§ YOUR OBJECTIVE
Search the material below for the string "метаэпифиза" and extract each line that has it.

((

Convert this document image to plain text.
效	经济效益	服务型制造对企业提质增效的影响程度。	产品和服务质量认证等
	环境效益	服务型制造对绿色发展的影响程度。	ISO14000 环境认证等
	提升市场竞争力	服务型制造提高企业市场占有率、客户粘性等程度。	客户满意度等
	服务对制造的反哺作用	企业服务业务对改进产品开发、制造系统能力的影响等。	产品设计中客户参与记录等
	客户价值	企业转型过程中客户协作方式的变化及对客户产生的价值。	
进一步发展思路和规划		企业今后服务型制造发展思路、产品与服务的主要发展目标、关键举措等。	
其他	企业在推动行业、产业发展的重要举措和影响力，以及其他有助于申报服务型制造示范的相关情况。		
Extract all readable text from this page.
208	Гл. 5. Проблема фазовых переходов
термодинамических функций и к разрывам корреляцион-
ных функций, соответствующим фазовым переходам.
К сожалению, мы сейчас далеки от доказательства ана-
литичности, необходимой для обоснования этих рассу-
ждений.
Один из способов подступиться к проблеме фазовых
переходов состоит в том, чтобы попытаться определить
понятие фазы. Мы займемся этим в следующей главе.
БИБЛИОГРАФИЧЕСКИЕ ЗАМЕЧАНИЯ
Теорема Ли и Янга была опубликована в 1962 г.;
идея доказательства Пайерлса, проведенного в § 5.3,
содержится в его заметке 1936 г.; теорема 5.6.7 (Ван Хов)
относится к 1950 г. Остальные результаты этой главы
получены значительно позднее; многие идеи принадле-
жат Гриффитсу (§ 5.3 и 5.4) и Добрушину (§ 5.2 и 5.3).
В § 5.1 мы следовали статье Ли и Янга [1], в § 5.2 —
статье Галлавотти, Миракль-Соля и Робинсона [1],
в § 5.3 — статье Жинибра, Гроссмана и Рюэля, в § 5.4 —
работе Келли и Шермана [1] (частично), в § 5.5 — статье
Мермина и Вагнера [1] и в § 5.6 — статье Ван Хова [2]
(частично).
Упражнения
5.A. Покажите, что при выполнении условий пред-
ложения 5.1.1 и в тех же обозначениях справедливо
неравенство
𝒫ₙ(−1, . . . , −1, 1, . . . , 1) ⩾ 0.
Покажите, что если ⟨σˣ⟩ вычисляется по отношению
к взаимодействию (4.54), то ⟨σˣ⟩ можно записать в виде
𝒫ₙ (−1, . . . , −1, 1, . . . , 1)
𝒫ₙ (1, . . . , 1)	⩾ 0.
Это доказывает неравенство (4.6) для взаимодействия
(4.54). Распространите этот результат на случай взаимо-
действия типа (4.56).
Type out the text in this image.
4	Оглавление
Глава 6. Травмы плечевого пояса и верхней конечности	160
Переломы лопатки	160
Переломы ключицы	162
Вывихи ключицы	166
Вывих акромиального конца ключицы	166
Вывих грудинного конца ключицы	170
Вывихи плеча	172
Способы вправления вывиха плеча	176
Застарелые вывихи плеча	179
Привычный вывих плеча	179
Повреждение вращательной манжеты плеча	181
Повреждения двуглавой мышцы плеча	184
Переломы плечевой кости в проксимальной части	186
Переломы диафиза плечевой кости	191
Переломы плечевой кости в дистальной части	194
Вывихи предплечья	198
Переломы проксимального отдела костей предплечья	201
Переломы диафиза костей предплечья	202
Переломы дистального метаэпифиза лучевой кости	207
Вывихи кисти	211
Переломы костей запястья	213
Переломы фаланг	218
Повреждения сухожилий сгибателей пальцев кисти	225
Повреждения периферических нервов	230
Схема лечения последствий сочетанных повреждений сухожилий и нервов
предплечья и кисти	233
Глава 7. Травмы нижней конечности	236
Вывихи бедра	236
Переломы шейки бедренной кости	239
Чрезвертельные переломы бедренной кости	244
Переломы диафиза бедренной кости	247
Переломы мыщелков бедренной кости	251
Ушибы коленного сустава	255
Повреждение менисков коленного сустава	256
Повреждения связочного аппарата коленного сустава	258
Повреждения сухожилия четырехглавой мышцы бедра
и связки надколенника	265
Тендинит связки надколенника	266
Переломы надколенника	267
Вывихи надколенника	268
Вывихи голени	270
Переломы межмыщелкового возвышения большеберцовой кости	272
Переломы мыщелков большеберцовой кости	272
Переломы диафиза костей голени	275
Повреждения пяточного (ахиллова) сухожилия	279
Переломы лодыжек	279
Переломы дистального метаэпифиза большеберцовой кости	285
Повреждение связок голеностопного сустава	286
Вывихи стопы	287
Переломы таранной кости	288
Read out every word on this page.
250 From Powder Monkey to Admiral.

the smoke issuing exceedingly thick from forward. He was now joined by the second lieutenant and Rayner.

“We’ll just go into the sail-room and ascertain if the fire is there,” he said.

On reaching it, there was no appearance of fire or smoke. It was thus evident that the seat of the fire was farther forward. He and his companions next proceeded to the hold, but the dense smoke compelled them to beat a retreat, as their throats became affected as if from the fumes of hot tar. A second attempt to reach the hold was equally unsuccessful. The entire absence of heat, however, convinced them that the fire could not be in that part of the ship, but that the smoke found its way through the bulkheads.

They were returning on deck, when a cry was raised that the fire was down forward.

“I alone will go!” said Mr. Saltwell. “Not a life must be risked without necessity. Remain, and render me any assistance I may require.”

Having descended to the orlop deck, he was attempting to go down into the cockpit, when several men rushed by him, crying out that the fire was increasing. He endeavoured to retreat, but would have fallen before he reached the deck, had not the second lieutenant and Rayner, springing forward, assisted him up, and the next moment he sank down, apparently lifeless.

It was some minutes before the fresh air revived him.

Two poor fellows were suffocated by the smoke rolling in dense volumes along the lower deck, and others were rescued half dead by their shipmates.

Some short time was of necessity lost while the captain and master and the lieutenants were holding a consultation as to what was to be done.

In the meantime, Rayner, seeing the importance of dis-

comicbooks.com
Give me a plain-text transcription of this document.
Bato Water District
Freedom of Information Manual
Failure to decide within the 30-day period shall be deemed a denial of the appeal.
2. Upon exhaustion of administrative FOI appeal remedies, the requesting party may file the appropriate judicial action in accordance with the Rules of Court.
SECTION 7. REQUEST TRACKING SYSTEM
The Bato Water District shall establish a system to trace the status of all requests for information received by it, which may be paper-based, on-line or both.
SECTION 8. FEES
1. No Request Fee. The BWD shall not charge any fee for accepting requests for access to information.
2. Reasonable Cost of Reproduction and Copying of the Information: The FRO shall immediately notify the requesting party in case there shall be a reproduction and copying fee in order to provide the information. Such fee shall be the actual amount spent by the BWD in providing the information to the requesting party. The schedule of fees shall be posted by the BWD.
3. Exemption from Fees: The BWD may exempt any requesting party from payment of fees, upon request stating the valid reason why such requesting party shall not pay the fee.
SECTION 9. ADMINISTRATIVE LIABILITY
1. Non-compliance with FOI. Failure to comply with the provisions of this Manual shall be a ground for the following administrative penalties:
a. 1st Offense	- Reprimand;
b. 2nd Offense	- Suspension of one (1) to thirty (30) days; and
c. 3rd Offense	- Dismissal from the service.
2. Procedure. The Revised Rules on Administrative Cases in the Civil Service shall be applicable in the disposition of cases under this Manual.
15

))

§ ANSWER BELOW
Переломы дистального метаэпифиза лучевой кости	207
Переломы дистального метаэпифиза большеберцовой кости	285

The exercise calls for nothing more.